Start Supplied records

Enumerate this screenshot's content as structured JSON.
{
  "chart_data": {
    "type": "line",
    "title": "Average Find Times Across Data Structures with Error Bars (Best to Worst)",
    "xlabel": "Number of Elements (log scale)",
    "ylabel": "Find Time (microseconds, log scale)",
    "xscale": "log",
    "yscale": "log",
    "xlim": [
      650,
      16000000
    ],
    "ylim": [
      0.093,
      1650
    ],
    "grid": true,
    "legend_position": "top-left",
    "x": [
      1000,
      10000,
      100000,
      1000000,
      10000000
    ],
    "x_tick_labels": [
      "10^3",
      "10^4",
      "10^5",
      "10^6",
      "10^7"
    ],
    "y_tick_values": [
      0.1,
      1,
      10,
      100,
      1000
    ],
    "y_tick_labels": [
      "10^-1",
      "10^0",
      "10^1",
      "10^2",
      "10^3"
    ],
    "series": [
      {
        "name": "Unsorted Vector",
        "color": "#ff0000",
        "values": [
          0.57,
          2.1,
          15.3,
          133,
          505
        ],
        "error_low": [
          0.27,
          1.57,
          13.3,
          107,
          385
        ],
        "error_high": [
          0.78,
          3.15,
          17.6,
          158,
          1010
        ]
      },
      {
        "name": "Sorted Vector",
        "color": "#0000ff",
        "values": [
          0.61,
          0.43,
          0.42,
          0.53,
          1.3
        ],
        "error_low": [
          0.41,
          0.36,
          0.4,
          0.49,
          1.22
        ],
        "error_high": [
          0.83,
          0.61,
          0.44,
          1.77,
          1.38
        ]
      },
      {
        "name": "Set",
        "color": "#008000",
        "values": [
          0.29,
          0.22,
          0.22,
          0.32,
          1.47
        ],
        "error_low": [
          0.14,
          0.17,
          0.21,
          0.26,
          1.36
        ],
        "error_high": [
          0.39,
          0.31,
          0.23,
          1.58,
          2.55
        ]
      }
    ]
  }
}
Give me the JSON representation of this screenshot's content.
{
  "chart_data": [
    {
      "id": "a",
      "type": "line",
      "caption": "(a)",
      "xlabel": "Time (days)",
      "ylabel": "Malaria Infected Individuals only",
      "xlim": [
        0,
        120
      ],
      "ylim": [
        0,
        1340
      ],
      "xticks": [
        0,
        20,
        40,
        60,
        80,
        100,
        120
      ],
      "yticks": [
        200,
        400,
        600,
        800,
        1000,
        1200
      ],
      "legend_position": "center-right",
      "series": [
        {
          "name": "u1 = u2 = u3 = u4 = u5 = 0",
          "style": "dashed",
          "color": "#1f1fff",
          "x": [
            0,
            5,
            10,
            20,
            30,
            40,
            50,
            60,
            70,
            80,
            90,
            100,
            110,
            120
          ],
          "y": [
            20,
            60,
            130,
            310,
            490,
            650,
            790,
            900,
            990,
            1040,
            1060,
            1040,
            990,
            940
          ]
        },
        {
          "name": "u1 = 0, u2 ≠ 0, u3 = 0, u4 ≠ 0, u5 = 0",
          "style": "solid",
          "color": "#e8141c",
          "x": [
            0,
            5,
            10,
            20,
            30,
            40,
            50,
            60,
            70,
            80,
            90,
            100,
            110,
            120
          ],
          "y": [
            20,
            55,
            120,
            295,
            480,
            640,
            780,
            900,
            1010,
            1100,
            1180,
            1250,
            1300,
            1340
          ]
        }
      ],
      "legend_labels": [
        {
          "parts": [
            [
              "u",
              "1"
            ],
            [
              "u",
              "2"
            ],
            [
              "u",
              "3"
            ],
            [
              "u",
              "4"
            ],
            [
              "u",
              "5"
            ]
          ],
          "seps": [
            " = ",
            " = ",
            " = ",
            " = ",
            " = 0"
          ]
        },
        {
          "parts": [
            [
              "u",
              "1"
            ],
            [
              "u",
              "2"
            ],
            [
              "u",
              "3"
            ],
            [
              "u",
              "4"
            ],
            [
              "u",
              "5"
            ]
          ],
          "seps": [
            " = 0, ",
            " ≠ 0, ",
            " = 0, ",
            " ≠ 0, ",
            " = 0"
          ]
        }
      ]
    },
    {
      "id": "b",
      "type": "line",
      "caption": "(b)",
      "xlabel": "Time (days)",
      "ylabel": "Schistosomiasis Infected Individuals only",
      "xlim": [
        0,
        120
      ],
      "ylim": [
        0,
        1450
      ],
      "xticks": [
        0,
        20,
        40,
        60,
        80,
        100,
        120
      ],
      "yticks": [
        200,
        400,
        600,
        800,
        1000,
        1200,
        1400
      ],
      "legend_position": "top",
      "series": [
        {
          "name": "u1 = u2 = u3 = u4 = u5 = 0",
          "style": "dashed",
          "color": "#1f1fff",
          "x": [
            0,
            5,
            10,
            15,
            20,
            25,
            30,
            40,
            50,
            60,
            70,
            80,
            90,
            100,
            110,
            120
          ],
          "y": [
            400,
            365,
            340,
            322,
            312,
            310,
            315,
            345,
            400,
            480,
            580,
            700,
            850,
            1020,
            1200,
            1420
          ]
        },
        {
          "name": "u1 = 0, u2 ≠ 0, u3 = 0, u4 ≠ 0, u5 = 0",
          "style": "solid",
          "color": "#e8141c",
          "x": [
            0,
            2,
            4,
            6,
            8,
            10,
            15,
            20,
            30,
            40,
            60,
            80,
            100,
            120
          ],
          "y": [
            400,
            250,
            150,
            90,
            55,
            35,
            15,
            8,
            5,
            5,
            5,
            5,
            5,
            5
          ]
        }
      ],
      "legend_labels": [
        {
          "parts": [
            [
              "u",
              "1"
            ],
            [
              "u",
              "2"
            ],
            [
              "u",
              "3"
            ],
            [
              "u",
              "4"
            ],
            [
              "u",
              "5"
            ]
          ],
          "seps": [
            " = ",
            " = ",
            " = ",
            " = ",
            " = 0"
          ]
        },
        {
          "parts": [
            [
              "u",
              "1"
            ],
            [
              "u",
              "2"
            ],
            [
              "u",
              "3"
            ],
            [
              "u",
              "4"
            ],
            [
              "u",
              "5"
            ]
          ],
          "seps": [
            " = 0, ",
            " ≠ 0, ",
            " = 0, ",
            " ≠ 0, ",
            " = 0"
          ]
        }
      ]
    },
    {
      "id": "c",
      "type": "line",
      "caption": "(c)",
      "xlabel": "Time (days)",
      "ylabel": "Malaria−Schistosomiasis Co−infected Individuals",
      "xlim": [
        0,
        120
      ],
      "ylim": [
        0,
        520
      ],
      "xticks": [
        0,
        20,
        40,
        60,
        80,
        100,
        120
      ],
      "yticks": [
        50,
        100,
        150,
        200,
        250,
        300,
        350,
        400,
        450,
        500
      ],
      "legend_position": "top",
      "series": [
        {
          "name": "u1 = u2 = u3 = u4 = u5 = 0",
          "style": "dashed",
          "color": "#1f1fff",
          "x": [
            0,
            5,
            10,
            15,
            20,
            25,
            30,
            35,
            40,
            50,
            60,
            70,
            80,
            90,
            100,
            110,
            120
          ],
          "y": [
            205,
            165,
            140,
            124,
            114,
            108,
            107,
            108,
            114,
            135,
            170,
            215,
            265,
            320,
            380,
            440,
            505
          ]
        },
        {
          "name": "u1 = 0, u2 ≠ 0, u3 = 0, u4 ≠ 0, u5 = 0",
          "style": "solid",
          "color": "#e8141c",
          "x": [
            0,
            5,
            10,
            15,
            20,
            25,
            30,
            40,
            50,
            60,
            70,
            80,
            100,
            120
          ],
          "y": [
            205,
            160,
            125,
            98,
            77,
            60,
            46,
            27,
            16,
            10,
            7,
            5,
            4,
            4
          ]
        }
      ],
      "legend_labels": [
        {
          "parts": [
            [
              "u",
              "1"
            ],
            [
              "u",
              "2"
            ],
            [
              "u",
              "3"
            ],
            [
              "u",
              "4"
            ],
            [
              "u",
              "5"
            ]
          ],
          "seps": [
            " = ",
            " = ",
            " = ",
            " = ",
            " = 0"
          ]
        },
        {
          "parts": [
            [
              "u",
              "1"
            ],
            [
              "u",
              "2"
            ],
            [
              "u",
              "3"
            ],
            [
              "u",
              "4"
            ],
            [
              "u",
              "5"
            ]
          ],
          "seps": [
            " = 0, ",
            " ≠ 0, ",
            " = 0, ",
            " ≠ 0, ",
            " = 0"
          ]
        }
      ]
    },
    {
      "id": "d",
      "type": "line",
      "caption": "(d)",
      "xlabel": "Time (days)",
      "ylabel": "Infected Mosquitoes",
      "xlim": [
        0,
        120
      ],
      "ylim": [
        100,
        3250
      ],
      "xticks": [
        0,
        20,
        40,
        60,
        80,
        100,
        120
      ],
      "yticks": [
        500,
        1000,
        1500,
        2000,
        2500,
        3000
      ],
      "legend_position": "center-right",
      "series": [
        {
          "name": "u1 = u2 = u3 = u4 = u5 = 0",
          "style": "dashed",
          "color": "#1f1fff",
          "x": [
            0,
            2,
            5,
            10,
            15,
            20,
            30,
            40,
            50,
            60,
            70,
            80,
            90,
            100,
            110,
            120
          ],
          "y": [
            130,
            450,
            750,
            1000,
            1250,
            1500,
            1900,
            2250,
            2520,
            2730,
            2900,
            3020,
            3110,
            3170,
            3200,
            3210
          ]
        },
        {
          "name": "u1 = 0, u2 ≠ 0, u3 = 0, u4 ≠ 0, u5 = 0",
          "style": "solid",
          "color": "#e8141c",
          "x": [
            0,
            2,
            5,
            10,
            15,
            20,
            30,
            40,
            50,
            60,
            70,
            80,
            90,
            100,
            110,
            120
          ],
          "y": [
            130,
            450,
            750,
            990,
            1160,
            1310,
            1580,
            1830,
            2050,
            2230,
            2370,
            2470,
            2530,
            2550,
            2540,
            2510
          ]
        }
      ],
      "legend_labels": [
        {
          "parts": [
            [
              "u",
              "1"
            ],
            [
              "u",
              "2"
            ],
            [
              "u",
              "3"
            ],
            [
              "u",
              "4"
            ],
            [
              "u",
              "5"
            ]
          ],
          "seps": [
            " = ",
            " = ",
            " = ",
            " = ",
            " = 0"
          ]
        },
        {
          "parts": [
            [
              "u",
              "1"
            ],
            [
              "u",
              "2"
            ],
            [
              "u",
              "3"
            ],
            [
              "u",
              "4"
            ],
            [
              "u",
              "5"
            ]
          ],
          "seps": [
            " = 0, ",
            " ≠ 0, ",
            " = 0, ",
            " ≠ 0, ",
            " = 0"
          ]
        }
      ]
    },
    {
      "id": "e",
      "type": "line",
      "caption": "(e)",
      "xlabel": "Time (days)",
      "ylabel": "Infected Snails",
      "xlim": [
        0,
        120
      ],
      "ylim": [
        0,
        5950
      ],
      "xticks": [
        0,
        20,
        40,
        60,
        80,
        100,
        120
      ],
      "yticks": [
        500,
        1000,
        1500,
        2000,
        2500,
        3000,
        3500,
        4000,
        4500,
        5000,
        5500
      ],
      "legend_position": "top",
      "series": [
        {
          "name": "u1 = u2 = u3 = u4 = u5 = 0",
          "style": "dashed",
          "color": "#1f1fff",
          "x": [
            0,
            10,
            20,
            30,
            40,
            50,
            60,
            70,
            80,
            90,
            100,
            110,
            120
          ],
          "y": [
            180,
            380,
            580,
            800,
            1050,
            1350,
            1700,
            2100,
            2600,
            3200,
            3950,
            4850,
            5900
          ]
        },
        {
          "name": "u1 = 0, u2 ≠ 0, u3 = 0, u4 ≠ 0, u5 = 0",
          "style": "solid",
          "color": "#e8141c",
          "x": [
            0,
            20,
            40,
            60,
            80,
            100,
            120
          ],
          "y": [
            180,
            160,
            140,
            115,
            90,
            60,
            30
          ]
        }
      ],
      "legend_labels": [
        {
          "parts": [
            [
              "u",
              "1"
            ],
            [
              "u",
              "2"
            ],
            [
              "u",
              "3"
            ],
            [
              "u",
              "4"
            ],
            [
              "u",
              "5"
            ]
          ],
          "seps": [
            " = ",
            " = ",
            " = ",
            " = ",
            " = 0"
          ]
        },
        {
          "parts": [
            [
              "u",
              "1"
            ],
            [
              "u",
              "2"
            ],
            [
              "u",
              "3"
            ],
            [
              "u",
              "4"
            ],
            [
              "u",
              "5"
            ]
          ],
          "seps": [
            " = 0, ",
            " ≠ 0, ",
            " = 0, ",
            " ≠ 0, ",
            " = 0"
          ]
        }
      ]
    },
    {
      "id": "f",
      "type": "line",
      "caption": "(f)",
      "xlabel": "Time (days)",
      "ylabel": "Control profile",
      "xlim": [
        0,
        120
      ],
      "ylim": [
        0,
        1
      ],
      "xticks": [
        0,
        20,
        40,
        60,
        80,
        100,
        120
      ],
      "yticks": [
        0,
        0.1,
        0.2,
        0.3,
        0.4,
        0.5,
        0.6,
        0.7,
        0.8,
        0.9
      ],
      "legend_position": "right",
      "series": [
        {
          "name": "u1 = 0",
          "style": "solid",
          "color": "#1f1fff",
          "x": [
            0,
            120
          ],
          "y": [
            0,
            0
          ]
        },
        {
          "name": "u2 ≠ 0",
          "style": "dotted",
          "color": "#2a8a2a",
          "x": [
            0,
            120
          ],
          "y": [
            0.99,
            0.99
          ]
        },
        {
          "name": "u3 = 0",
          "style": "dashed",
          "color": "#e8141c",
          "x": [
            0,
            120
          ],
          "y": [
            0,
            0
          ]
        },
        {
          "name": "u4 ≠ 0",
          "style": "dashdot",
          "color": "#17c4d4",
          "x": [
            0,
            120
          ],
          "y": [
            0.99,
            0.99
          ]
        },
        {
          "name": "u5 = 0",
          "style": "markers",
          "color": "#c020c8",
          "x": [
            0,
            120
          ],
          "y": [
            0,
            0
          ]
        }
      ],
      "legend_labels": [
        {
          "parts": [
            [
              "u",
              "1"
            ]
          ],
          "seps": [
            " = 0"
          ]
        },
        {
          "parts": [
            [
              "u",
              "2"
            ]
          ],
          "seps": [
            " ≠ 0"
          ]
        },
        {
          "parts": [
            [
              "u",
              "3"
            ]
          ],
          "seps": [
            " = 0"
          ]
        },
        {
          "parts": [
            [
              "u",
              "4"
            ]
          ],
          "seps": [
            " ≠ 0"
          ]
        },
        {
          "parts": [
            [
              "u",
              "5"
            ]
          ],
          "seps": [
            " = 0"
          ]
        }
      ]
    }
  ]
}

End Supplied records

Filter the listing for the word "this" and copy every line that holds it.

Enumerate this screenshot's content as structured JSON.
Give me the JSON representation of this screenshot's content.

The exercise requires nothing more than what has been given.